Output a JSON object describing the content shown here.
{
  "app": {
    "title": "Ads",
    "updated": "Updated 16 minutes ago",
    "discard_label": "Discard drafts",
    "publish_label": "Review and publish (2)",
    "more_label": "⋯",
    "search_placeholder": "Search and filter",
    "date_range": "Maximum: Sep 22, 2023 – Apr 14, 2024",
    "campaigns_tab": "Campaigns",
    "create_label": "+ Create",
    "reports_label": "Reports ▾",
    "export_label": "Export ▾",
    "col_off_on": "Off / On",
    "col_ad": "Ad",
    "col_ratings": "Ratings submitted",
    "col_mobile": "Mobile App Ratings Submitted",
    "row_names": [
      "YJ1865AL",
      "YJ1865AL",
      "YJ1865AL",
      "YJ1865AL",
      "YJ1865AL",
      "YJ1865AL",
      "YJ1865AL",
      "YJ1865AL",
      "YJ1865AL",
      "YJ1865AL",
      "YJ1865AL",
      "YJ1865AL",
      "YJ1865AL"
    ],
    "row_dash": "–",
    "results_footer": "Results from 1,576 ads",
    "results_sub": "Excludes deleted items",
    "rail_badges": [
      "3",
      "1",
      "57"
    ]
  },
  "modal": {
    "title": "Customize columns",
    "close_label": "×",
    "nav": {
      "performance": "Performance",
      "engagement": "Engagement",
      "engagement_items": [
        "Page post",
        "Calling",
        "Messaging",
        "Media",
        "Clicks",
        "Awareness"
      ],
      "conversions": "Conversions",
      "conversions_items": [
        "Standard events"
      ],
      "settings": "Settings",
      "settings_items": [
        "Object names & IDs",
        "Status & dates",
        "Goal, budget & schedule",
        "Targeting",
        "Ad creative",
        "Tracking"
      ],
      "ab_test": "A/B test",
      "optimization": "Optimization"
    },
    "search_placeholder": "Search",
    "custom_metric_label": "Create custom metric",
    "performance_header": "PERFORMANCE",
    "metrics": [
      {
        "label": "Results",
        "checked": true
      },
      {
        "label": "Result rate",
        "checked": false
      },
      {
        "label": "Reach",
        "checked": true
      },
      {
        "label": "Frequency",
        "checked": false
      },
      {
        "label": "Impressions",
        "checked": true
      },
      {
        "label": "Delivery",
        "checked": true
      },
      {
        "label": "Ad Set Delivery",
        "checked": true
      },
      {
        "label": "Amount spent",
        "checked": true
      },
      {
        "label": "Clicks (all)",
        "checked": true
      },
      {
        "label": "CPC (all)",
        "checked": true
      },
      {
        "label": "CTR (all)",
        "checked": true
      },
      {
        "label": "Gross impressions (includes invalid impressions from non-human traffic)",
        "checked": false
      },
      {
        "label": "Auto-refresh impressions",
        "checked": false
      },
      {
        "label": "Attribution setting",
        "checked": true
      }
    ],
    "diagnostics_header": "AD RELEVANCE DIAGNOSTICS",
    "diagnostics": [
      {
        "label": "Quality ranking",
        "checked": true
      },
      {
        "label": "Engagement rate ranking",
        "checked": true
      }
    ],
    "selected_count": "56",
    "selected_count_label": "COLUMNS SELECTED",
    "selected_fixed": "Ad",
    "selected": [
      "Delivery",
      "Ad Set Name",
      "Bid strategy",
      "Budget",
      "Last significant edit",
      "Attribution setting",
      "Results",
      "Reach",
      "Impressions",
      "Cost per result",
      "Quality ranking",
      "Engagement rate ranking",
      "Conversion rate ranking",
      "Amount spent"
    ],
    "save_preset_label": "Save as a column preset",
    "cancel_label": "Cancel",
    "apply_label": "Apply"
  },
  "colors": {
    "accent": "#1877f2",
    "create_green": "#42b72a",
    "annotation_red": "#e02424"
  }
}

- - -

PROBLEM REQUIREMENTS:
Give the data again, exactly as it stands.

REPLY:
Output a JSON object describing the content shown here.
{
  "app": {
    "title": "Ads",
    "updated": "Updated 16 minutes ago",
    "discard_label": "Discard drafts",
    "publish_label": "Review and publish (2)",
    "more_label": "⋯",
    "search_placeholder": "Search and filter",
    "date_range": "Maximum: Sep 22, 2023 – Apr 14, 2024",
    "campaigns_tab": "Campaigns",
    "create_label": "+ Create",
    "reports_label": "Reports ▾",
    "export_label": "Export ▾",
    "col_off_on": "Off / On",
    "col_ad": "Ad",
    "col_ratings": "Ratings submitted",
    "col_mobile": "Mobile App Ratings Submitted",
    "row_names": [
      "YJ1865AL",
      "YJ1865AL",
      "YJ1865AL",
      "YJ1865AL",
      "YJ1865AL",
      "YJ1865AL",
      "YJ1865AL",
      "YJ1865AL",
      "YJ1865AL",
      "YJ1865AL",
      "YJ1865AL",
      "YJ1865AL",
      "YJ1865AL"
    ],
    "row_dash": "–",
    "results_footer": "Results from 1,576 ads",
    "results_sub": "Excludes deleted items",
    "rail_badges": [
      "3",
      "1",
      "57"
    ]
  },
  "modal": {
    "title": "Customize columns",
    "close_label": "×",
    "nav": {
      "performance": "Performance",
      "engagement": "Engagement",
      "engagement_items": [
        "Page post",
        "Calling",
        "Messaging",
        "Media",
        "Clicks",
        "Awareness"
      ],
      "conversions": "Conversions",
      "conversions_items": [
        "Standard events"
      ],
      "settings": "Settings",
      "settings_items": [
        "Object names & IDs",
        "Status & dates",
        "Goal, budget & schedule",
        "Targeting",
        "Ad creative",
        "Tracking"
      ],
      "ab_test": "A/B test",
      "optimization": "Optimization"
    },
    "search_placeholder": "Search",
    "custom_metric_label": "Create custom metric",
    "performance_header": "PERFORMANCE",
    "metrics": [
      {
        "label": "Results",
        "checked": true
      },
      {
        "label": "Result rate",
        "checked": false
      },
      {
        "label": "Reach",
        "checked": true
      },
      {
        "label": "Frequency",
        "checked": false
      },
      {
        "label": "Impressions",
        "checked": true
      },
      {
        "label": "Delivery",
        "checked": true
      },
      {
        "label": "Ad Set Delivery",
        "checked": true
      },
      {
        "label": "Amount spent",
        "checked": true
      },
      {
        "label": "Clicks (all)",
        "checked": true
      },
      {
        "label": "CPC (all)",
        "checked": true
      },
      {
        "label": "CTR (all)",
        "checked": true
      },
      {
        "label": "Gross impressions (includes invalid impressions from non-human traffic)",
        "checked": false
      },
      {
        "label": "Auto-refresh impressions",
        "checked": false
      },
      {
        "label": "Attribution setting",
        "checked": true
      }
    ],
    "diagnostics_header": "AD RELEVANCE DIAGNOSTICS",
    "diagnostics": [
      {
        "label": "Quality ranking",
        "checked": true
      },
      {
        "label": "Engagement rate ranking",
        "checked": true
      }
    ],
    "selected_count": "56",
    "selected_count_label": "COLUMNS SELECTED",
    "selected_fixed": "Ad",
    "selected": [
      "Delivery",
      "Ad Set Name",
      "Bid strategy",
      "Budget",
      "Last significant edit",
      "Attribution setting",
      "Results",
      "Reach",
      "Impressions",
      "Cost per result",
      "Quality ranking",
      "Engagement rate ranking",
      "Conversion rate ranking",
      "Amount spent"
    ],
    "save_preset_label": "Save as a column preset",
    "cancel_label": "Cancel",
    "apply_label": "Apply"
  },
  "colors": {
    "accent": "#1877f2",
    "create_green": "#42b72a",
    "annotation_red": "#e02424"
  }
}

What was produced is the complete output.